**INSTRUCTIONS FOR THE TASK:** Write out the listing beneath this instruction in its entirety, exactly as it reads.
****************************************
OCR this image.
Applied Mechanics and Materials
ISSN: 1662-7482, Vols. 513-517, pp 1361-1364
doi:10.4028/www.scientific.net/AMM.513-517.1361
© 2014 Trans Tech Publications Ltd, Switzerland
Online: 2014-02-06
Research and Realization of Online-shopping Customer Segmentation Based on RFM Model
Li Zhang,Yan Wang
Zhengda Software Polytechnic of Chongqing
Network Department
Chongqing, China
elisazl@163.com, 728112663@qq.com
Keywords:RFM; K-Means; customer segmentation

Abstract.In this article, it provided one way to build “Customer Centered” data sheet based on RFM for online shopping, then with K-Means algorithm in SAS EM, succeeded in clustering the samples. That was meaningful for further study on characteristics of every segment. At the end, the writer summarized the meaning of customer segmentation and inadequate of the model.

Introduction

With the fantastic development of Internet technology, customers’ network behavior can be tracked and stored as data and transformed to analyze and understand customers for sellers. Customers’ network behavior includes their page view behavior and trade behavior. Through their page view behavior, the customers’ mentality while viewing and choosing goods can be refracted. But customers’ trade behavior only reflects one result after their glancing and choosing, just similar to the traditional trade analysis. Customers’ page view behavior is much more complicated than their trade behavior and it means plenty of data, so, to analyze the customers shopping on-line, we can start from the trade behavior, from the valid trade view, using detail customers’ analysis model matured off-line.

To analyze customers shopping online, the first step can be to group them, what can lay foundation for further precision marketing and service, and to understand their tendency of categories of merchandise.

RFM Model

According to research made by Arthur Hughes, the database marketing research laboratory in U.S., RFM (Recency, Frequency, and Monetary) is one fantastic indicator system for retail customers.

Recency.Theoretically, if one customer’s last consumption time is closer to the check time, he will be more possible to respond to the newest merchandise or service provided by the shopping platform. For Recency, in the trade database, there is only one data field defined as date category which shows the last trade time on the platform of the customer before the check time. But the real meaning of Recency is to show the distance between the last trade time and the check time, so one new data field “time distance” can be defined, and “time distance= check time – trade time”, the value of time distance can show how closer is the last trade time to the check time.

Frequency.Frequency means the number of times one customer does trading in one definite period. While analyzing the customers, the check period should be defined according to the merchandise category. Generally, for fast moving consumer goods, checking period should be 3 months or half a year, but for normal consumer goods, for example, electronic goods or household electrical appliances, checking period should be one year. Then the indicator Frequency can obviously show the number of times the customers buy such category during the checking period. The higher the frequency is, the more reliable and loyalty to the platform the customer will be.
****************************************
**ANSWER TO THIS EXERCISE:**
OCR this image.
Applied Mechanics and Materials
ISSN: 1662-7482, Vols. 513-517, pp 1361-1364
doi:10.4028/www.scientific.net/AMM.513-517.1361
© 2014 Trans Tech Publications Ltd, Switzerland
Online: 2014-02-06
Research and Realization of Online-shopping Customer Segmentation Based on RFM Model
Li Zhang,Yan Wang
Zhengda Software Polytechnic of Chongqing
Network Department
Chongqing, China
elisazl@163.com, 728112663@qq.com
Keywords:RFM; K-Means; customer segmentation

Abstract.In this article, it provided one way to build “Customer Centered” data sheet based on RFM for online shopping, then with K-Means algorithm in SAS EM, succeeded in clustering the samples. That was meaningful for further study on characteristics of every segment. At the end, the writer summarized the meaning of customer segmentation and inadequate of the model.

Introduction

With the fantastic development of Internet technology, customers’ network behavior can be tracked and stored as data and transformed to analyze and understand customers for sellers. Customers’ network behavior includes their page view behavior and trade behavior. Through their page view behavior, the customers’ mentality while viewing and choosing goods can be refracted. But customers’ trade behavior only reflects one result after their glancing and choosing, just similar to the traditional trade analysis. Customers’ page view behavior is much more complicated than their trade behavior and it means plenty of data, so, to analyze the customers shopping on-line, we can start from the trade behavior, from the valid trade view, using detail customers’ analysis model matured off-line.

To analyze customers shopping online, the first step can be to group them, what can lay foundation for further precision marketing and service, and to understand their tendency of categories of merchandise.

RFM Model

According to research made by Arthur Hughes, the database marketing research laboratory in U.S., RFM (Recency, Frequency, and Monetary) is one fantastic indicator system for retail customers.

Recency.Theoretically, if one customer’s last consumption time is closer to the check time, he will be more possible to respond to the newest merchandise or service provided by the shopping platform. For Recency, in the trade database, there is only one data field defined as date category which shows the last trade time on the platform of the customer before the check time. But the real meaning of Recency is to show the distance between the last trade time and the check time, so one new data field “time distance” can be defined, and “time distance= check time – trade time”, the value of time distance can show how closer is the last trade time to the check time.

Frequency.Frequency means the number of times one customer does trading in one definite period. While analyzing the customers, the check period should be defined according to the merchandise category. Generally, for fast moving consumer goods, checking period should be 3 months or half a year, but for normal consumer goods, for example, electronic goods or household electrical appliances, checking period should be one year. Then the indicator Frequency can obviously show the number of times the customers buy such category during the checking period. The higher the frequency is, the more reliable and loyalty to the platform the customer will be.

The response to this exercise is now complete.